[Input data start]
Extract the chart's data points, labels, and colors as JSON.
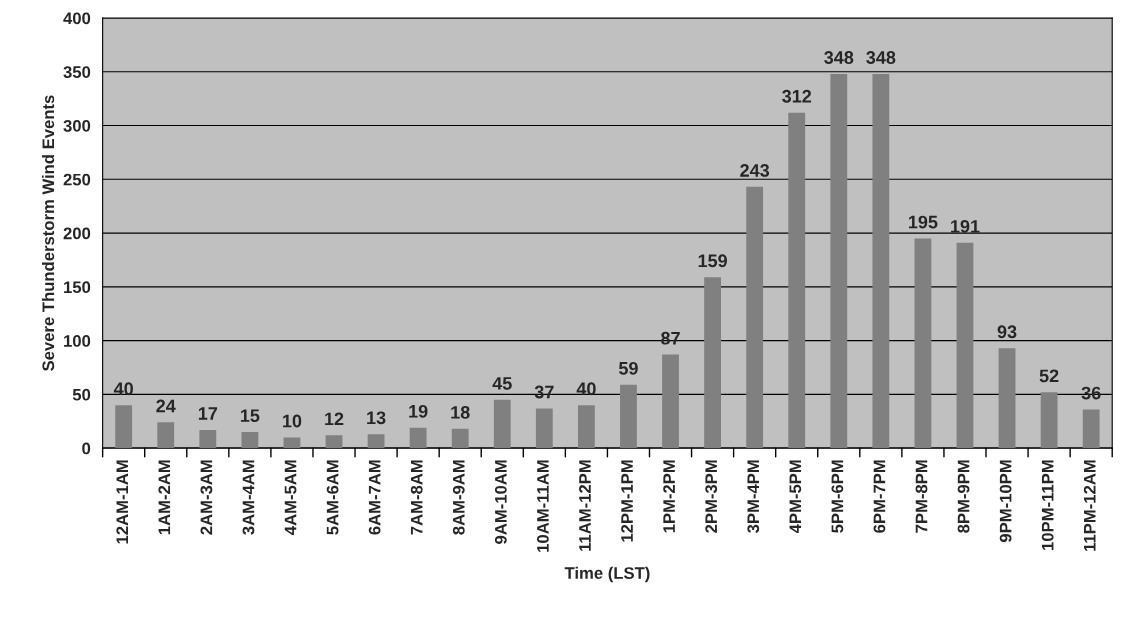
{
  "chart_data": {
    "type": "bar",
    "xlabel": "Time (LST)",
    "ylabel": "Severe Thunderstorm Wind Events",
    "categories": [
      "12AM-1AM",
      "1AM-2AM",
      "2AM-3AM",
      "3AM-4AM",
      "4AM-5AM",
      "5AM-6AM",
      "6AM-7AM",
      "7AM-8AM",
      "8AM-9AM",
      "9AM-10AM",
      "10AM-11AM",
      "11AM-12PM",
      "12PM-1PM",
      "1PM-2PM",
      "2PM-3PM",
      "3PM-4PM",
      "4PM-5PM",
      "5PM-6PM",
      "6PM-7PM",
      "7PM-8PM",
      "8PM-9PM",
      "9PM-10PM",
      "10PM-11PM",
      "11PM-12AM"
    ],
    "values": [
      40,
      24,
      17,
      15,
      10,
      12,
      13,
      19,
      18,
      45,
      37,
      40,
      59,
      87,
      159,
      243,
      312,
      348,
      348,
      195,
      191,
      93,
      52,
      36
    ],
    "color": "#808080",
    "ylim": [
      0,
      400
    ],
    "yticks": [
      0,
      50,
      100,
      150,
      200,
      250,
      300,
      350,
      400
    ],
    "grid": "y",
    "data_labels": true,
    "legend": false
  }
}
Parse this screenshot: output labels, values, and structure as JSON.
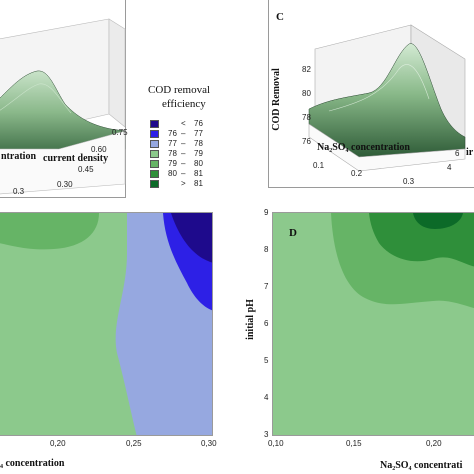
{
  "colors": {
    "band_lt76": "#1e0a8c",
    "band_76_77": "#2d20e6",
    "band_77_78": "#96a8e0",
    "band_78_79": "#8cc98c",
    "band_79_80": "#66b466",
    "band_80_81": "#2f8f3a",
    "band_gt81": "#0c6a28",
    "surface": "#9ec79e"
  },
  "panel_a": {
    "axis_label_left": "ntration",
    "axis_label_right": "current density",
    "ticks_density": [
      "0.75",
      "0.60",
      "0.45",
      "0.30"
    ],
    "tick_bottom": "0.3"
  },
  "legend": {
    "title_line1": "COD removal",
    "title_line2": "efficiency",
    "rows": [
      {
        "a": "",
        "dash": "<",
        "b": "76"
      },
      {
        "a": "76",
        "dash": "–",
        "b": "77"
      },
      {
        "a": "77",
        "dash": "–",
        "b": "78"
      },
      {
        "a": "78",
        "dash": "–",
        "b": "79"
      },
      {
        "a": "79",
        "dash": "–",
        "b": "80"
      },
      {
        "a": "80",
        "dash": "–",
        "b": "81"
      },
      {
        "a": "",
        "dash": ">",
        "b": "81"
      }
    ]
  },
  "panel_c": {
    "letter": "C",
    "zlabel": "COD Removal",
    "zticks": [
      "82",
      "80",
      "78",
      "76"
    ],
    "xlabel": "Na₂SO₄ concentration",
    "xticks": [
      "0.1",
      "0.2",
      "0.3"
    ],
    "yticks": [
      "4",
      "6"
    ],
    "ylabel_partial": "ir"
  },
  "panel_b": {
    "xticks": [
      "0,20",
      "0,25",
      "0,30"
    ],
    "xlabel": "₄ concentration"
  },
  "panel_d": {
    "letter": "D",
    "ylabel": "initial pH",
    "yticks": [
      "9",
      "8",
      "7",
      "6",
      "5",
      "4",
      "3"
    ],
    "xticks": [
      "0,10",
      "0,15",
      "0,20"
    ],
    "xlabel": "Na₂SO₄ concentrati"
  }
}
[Input data end]
_Aim of the task_
Make an exact reproduction of the listing above, without any pictures.

_Exercise solution_
Extract the chart's data points, labels, and colors as JSON.
{
  "chart_data": {
    "type": "bar",
    "xlabel": "Time (LST)",
    "ylabel": "Severe Thunderstorm Wind Events",
    "categories": [
      "12AM-1AM",
      "1AM-2AM",
      "2AM-3AM",
      "3AM-4AM",
      "4AM-5AM",
      "5AM-6AM",
      "6AM-7AM",
      "7AM-8AM",
      "8AM-9AM",
      "9AM-10AM",
      "10AM-11AM",
      "11AM-12PM",
      "12PM-1PM",
      "1PM-2PM",
      "2PM-3PM",
      "3PM-4PM",
      "4PM-5PM",
      "5PM-6PM",
      "6PM-7PM",
      "7PM-8PM",
      "8PM-9PM",
      "9PM-10PM",
      "10PM-11PM",
      "11PM-12AM"
    ],
    "values": [
      40,
      24,
      17,
      15,
      10,
      12,
      13,
      19,
      18,
      45,
      37,
      40,
      59,
      87,
      159,
      243,
      312,
      348,
      348,
      195,
      191,
      93,
      52,
      36
    ],
    "color": "#808080",
    "ylim": [
      0,
      400
    ],
    "yticks": [
      0,
      50,
      100,
      150,
      200,
      250,
      300,
      350,
      400
    ],
    "grid": "y",
    "data_labels": true,
    "legend": false
  }
}
Parse this screenshot: output labels, values, and structure as JSON.
{
  "colors": {
    "band_lt76": "#1e0a8c",
    "band_76_77": "#2d20e6",
    "band_77_78": "#96a8e0",
    "band_78_79": "#8cc98c",
    "band_79_80": "#66b466",
    "band_80_81": "#2f8f3a",
    "band_gt81": "#0c6a28",
    "surface": "#9ec79e"
  },
  "panel_a": {
    "axis_label_left": "ntration",
    "axis_label_right": "current density",
    "ticks_density": [
      "0.75",
      "0.60",
      "0.45",
      "0.30"
    ],
    "tick_bottom": "0.3"
  },
  "legend": {
    "title_line1": "COD removal",
    "title_line2": "efficiency",
    "rows": [
      {
        "a": "",
        "dash": "<",
        "b": "76"
      },
      {
        "a": "76",
        "dash": "–",
        "b": "77"
      },
      {
        "a": "77",
        "dash": "–",
        "b": "78"
      },
      {
        "a": "78",
        "dash": "–",
        "b": "79"
      },
      {
        "a": "79",
        "dash": "–",
        "b": "80"
      },
      {
        "a": "80",
        "dash": "–",
        "b": "81"
      },
      {
        "a": "",
        "dash": ">",
        "b": "81"
      }
    ]
  },
  "panel_c": {
    "letter": "C",
    "zlabel": "COD Removal",
    "zticks": [
      "82",
      "80",
      "78",
      "76"
    ],
    "xlabel": "Na₂SO₄ concentration",
    "xticks": [
      "0.1",
      "0.2",
      "0.3"
    ],
    "yticks": [
      "4",
      "6"
    ],
    "ylabel_partial": "ir"
  },
  "panel_b": {
    "xticks": [
      "0,20",
      "0,25",
      "0,30"
    ],
    "xlabel": "₄ concentration"
  },
  "panel_d": {
    "letter": "D",
    "ylabel": "initial pH",
    "yticks": [
      "9",
      "8",
      "7",
      "6",
      "5",
      "4",
      "3"
    ],
    "xticks": [
      "0,10",
      "0,15",
      "0,20"
    ],
    "xlabel": "Na₂SO₄ concentrati"
  }
}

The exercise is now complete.